== Written exercise ==
Return each line that holds the word "micrometer".

== Data ==
* Start *
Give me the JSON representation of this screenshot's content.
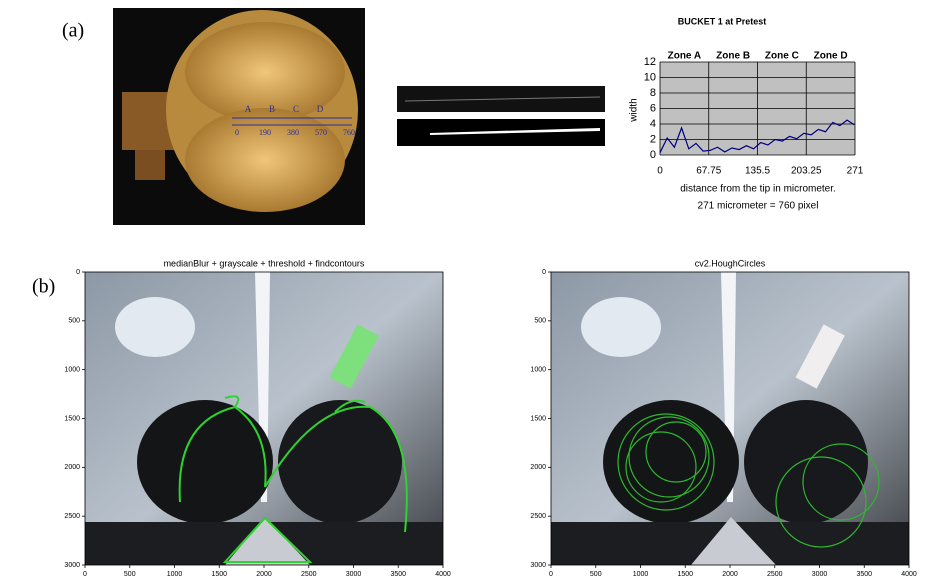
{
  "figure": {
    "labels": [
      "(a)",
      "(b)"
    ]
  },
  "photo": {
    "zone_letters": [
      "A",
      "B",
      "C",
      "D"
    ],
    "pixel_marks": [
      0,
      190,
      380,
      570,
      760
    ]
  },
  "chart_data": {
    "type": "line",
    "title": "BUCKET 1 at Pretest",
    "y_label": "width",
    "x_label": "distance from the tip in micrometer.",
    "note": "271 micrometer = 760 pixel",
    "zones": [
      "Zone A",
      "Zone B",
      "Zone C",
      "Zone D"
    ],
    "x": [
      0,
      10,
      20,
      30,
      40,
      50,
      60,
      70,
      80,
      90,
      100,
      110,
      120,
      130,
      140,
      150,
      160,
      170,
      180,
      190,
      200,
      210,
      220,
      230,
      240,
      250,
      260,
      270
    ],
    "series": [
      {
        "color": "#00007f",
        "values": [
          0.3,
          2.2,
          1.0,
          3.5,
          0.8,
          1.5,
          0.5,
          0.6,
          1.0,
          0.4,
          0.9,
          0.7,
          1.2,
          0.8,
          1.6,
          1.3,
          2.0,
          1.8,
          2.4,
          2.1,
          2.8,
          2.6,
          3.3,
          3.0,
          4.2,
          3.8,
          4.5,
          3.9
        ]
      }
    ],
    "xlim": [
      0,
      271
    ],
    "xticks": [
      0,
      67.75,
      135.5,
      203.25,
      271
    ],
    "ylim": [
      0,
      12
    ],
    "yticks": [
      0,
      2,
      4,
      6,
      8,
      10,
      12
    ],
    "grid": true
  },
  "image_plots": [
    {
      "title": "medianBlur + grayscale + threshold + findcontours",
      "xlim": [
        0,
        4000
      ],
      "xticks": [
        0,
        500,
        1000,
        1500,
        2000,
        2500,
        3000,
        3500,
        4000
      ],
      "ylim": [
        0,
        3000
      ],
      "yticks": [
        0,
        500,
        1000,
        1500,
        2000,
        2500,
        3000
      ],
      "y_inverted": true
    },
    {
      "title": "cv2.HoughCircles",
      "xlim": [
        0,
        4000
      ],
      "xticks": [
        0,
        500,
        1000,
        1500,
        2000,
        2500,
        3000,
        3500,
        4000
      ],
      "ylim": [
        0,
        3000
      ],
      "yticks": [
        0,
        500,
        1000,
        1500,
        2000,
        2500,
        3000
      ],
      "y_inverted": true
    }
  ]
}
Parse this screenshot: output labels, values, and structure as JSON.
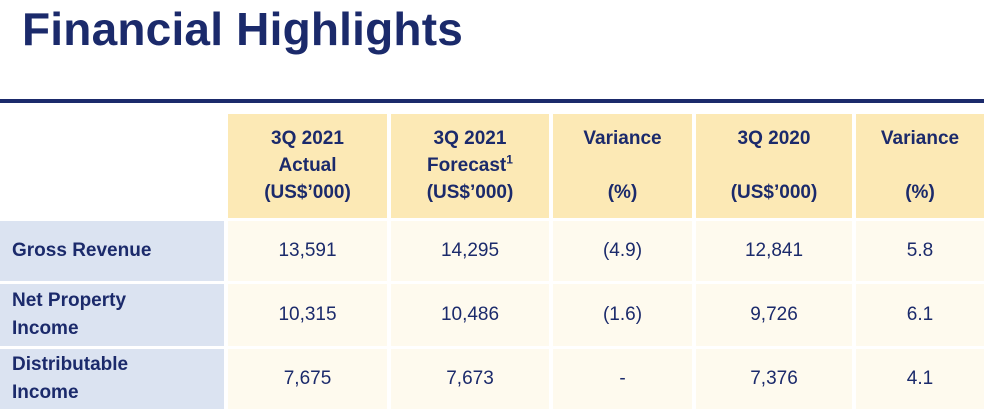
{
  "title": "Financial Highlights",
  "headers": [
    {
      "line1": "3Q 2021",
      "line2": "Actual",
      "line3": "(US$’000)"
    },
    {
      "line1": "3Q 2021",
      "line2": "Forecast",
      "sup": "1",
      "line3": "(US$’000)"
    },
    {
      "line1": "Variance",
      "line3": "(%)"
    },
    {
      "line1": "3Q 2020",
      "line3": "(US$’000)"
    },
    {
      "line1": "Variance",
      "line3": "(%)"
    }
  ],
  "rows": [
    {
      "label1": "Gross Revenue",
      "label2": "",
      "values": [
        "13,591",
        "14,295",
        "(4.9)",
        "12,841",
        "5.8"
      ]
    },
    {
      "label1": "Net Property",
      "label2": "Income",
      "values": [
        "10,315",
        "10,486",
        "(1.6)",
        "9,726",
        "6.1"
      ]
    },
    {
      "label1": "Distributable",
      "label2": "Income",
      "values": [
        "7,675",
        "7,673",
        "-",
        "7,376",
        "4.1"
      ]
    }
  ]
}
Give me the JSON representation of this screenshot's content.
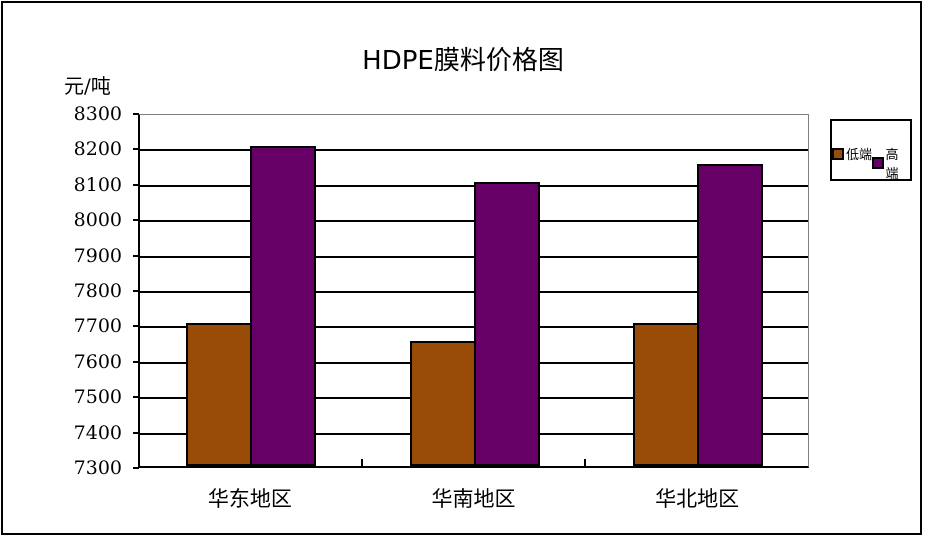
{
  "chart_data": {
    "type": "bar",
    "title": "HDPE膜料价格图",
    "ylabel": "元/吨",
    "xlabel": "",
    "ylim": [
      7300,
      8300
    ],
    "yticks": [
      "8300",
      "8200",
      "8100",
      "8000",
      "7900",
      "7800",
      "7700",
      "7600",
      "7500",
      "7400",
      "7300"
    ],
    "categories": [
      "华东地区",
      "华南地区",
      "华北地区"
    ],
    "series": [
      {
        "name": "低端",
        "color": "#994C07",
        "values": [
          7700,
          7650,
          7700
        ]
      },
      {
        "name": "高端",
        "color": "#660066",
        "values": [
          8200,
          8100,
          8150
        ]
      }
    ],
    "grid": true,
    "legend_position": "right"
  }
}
* End *
== Full output ==
    "x_label": "distance from the tip in micrometer.",
    "note": "271 micrometer = 760 pixel",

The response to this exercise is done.